(EXTRACT)
——————————

# OT: Save some money shipping stuff USPS.



## JustJoe (Oct 26, 2012)

I've seen a few LJers selling tools here and they mention when it fits in a priority box they can ship it for $12.35. Actually there are some great ways to save. I ship a lot of items and everything goes USPS for me. I'm also a Master Cheapskate and for a couple of years I worked as a mailman. Here is the way to get the cheapest USPS rates (and they blow away the UPS/FEDEX rates):

Buy the postage online through USPS. That's it. Buy online. It takes 2 minutes to set up an account. You don't need to be a business. All you need is an email address, a mailing address, and a credit card (you can also use paypal now) and a regular printer. No fancy sticker sheets, no expensive postal meter.

https://cns.usps.com/go

Once you have an account you just log in to the website, enter the address you are sending to and the type of flat-rate priority box (delivery confirmation comes included in the price but you can click to add insurance or signature confirmation). Then you are asked if you want to make another label, or checkout. Checkout is a matter of putting in the security code for your credit card (2 seconds) or going to the paypal site to pay (2 minutes). When it's all done you just print out the label on regular paper and tape it to the box. You get an email confirmation and you get a copy of the label to save. I can go online and create/pay for a bunch of labels in less than 3 minutes. How long does it take you to make one by hand, and then how long would you be standing at the USPS counter to pay for it?

So what do you save? That $12.35 flat-rate box is now $11.30. The $16.85 box drops down to $15.30. All the other flat rate boxes and envelopes also have savings.

But wait, there's more…
If you've got a scale accurate enough to read ounces, you can buy priority postage for regular non-flat rate boxes and the rates will sometimes beat parcel post. You can't buy parcel post labels online though. And it doesn't work for just stamps unless you have a special printer.

And wait, act now before midnight and there is even more!!!! If you aren't like me, living out in the boonies with the coyotes, then once you've got your package label paid for you can skip the trip to the post office. Just go to the USPS site: https://www.usps.com/ and click on "Schedule a pickup". Your carrier will drop off your mail the next day and take your package(s) with him. And he'll leave a receipt saying how many he picked up. If you're like me though then you'll still have to drive to the post office, but it only takes 10 seconds at the counter for the clerk to scan the label and give you a receipt.

——————————

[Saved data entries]
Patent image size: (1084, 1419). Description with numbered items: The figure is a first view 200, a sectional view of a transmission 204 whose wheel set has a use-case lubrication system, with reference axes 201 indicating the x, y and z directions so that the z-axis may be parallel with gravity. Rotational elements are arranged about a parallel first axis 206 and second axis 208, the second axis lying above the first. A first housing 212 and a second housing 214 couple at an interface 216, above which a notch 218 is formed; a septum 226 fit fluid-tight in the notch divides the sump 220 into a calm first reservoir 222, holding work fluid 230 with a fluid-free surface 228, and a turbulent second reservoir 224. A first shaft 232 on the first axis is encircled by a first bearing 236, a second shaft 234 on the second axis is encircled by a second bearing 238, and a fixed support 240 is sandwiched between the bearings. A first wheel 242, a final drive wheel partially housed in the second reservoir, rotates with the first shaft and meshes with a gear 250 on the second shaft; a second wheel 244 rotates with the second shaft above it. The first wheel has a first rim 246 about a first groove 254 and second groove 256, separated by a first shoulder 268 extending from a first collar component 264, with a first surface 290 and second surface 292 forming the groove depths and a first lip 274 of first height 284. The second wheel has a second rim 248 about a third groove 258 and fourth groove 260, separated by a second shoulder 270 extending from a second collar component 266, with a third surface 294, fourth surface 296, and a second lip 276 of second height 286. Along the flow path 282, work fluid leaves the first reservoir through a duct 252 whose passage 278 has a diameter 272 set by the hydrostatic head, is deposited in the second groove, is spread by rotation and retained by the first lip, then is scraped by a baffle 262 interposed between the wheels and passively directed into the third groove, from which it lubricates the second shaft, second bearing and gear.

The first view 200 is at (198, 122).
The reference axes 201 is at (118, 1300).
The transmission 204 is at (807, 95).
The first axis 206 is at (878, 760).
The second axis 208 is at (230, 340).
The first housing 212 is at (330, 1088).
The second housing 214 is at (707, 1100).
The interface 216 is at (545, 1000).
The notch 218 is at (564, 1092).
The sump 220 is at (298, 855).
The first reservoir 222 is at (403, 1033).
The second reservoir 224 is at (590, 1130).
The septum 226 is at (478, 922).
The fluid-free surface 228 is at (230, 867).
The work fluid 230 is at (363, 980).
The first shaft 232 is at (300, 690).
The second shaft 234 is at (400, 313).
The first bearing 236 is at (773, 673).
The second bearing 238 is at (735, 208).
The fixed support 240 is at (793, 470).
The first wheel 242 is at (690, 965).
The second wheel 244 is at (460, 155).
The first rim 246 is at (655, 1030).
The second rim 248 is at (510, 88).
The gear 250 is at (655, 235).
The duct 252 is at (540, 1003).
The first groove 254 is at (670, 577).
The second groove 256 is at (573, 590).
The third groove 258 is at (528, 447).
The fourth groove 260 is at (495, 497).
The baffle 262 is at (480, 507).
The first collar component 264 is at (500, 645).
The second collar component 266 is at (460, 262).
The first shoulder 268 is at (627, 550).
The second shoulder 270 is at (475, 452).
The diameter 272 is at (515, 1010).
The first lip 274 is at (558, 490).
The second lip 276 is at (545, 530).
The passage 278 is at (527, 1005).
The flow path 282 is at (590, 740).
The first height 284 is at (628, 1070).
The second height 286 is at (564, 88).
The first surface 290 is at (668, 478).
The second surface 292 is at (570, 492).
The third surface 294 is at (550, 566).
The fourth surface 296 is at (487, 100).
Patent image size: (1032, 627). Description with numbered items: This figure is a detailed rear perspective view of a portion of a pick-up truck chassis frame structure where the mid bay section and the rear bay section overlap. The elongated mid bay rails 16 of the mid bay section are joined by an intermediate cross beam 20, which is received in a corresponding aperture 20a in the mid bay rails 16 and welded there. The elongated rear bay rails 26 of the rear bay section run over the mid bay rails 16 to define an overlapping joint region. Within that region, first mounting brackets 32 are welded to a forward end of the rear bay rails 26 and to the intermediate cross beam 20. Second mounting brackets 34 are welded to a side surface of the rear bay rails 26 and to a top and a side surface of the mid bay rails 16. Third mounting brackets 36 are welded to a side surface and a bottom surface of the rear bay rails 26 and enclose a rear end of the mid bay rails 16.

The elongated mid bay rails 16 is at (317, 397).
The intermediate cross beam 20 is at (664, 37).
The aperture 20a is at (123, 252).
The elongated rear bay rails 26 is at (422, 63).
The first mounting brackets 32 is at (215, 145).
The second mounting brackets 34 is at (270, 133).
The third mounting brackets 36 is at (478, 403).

——————————

Decide whether each statement below agrees with the post on saving money with USPS shipping. Answer yes or no for each, and quote the deciding words of the post. (a) A person must be a business to set up a USPS account. (b) Parcel post labels can be bought online. (c) Delivery confirmation is included in the price of a flat-rate priority label.

(a) No: "You don't need to be a business."
(b) No: "You can't buy parcel post labels online though."
(c) Yes: "delivery confirmation comes included in the price"